Please give the data below again in full, exactly as it stands.

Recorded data
.....

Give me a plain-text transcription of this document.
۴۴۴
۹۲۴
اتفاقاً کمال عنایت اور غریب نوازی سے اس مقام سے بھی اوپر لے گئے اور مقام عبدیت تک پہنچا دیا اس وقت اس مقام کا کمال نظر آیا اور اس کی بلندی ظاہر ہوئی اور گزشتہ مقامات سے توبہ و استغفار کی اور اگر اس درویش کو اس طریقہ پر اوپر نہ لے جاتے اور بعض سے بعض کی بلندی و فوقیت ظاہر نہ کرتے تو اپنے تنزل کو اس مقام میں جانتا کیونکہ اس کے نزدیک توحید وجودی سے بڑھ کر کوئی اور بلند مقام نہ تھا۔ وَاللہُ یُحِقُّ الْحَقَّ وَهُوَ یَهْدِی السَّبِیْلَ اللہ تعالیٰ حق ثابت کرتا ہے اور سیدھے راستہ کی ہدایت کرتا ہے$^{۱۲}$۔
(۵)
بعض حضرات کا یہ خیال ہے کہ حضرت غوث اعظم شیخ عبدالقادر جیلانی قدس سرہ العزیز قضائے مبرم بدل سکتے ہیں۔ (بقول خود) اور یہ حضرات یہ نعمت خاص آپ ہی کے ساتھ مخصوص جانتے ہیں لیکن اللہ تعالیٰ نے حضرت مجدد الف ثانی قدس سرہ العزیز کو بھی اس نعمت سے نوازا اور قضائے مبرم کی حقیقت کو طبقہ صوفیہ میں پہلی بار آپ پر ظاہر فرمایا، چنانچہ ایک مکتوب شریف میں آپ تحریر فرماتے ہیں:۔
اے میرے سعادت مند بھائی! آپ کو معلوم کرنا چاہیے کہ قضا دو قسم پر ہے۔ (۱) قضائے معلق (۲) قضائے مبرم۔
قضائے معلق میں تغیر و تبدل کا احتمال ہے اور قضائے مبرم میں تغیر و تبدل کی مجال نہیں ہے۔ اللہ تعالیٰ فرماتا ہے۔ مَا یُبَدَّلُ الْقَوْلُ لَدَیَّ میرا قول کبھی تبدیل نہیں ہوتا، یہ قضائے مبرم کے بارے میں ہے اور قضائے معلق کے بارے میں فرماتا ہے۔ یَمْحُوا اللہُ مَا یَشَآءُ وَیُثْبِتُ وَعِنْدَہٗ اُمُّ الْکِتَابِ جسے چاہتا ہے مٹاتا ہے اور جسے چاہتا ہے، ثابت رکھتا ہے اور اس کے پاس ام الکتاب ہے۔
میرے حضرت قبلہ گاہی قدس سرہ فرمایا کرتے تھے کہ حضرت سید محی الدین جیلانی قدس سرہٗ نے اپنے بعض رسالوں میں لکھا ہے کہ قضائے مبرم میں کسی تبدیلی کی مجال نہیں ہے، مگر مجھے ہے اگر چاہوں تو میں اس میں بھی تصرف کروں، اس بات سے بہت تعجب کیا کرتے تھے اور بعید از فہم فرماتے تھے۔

.....

◆ Result
Give me a plain-text transcription of this document.
۴۴۴
۹۲۴
اتفاقاً کمال عنایت اور غریب نوازی سے اس مقام سے بھی اوپر لے گئے اور مقام عبدیت تک پہنچا دیا اس وقت اس مقام کا کمال نظر آیا اور اس کی بلندی ظاہر ہوئی اور گزشتہ مقامات سے توبہ و استغفار کی اور اگر اس درویش کو اس طریقہ پر اوپر نہ لے جاتے اور بعض سے بعض کی بلندی و فوقیت ظاہر نہ کرتے تو اپنے تنزل کو اس مقام میں جانتا کیونکہ اس کے نزدیک توحید وجودی سے بڑھ کر کوئی اور بلند مقام نہ تھا۔ وَاللہُ یُحِقُّ الْحَقَّ وَهُوَ یَهْدِی السَّبِیْلَ اللہ تعالیٰ حق ثابت کرتا ہے اور سیدھے راستہ کی ہدایت کرتا ہے$^{۱۲}$۔
(۵)
بعض حضرات کا یہ خیال ہے کہ حضرت غوث اعظم شیخ عبدالقادر جیلانی قدس سرہ العزیز قضائے مبرم بدل سکتے ہیں۔ (بقول خود) اور یہ حضرات یہ نعمت خاص آپ ہی کے ساتھ مخصوص جانتے ہیں لیکن اللہ تعالیٰ نے حضرت مجدد الف ثانی قدس سرہ العزیز کو بھی اس نعمت سے نوازا اور قضائے مبرم کی حقیقت کو طبقہ صوفیہ میں پہلی بار آپ پر ظاہر فرمایا، چنانچہ ایک مکتوب شریف میں آپ تحریر فرماتے ہیں:۔
اے میرے سعادت مند بھائی! آپ کو معلوم کرنا چاہیے کہ قضا دو قسم پر ہے۔ (۱) قضائے معلق (۲) قضائے مبرم۔
قضائے معلق میں تغیر و تبدل کا احتمال ہے اور قضائے مبرم میں تغیر و تبدل کی مجال نہیں ہے۔ اللہ تعالیٰ فرماتا ہے۔ مَا یُبَدَّلُ الْقَوْلُ لَدَیَّ میرا قول کبھی تبدیل نہیں ہوتا، یہ قضائے مبرم کے بارے میں ہے اور قضائے معلق کے بارے میں فرماتا ہے۔ یَمْحُوا اللہُ مَا یَشَآءُ وَیُثْبِتُ وَعِنْدَہٗ اُمُّ الْکِتَابِ جسے چاہتا ہے مٹاتا ہے اور جسے چاہتا ہے، ثابت رکھتا ہے اور اس کے پاس ام الکتاب ہے۔
میرے حضرت قبلہ گاہی قدس سرہ فرمایا کرتے تھے کہ حضرت سید محی الدین جیلانی قدس سرہٗ نے اپنے بعض رسالوں میں لکھا ہے کہ قضائے مبرم میں کسی تبدیلی کی مجال نہیں ہے، مگر مجھے ہے اگر چاہوں تو میں اس میں بھی تصرف کروں، اس بات سے بہت تعجب کیا کرتے تھے اور بعید از فہم فرماتے تھے۔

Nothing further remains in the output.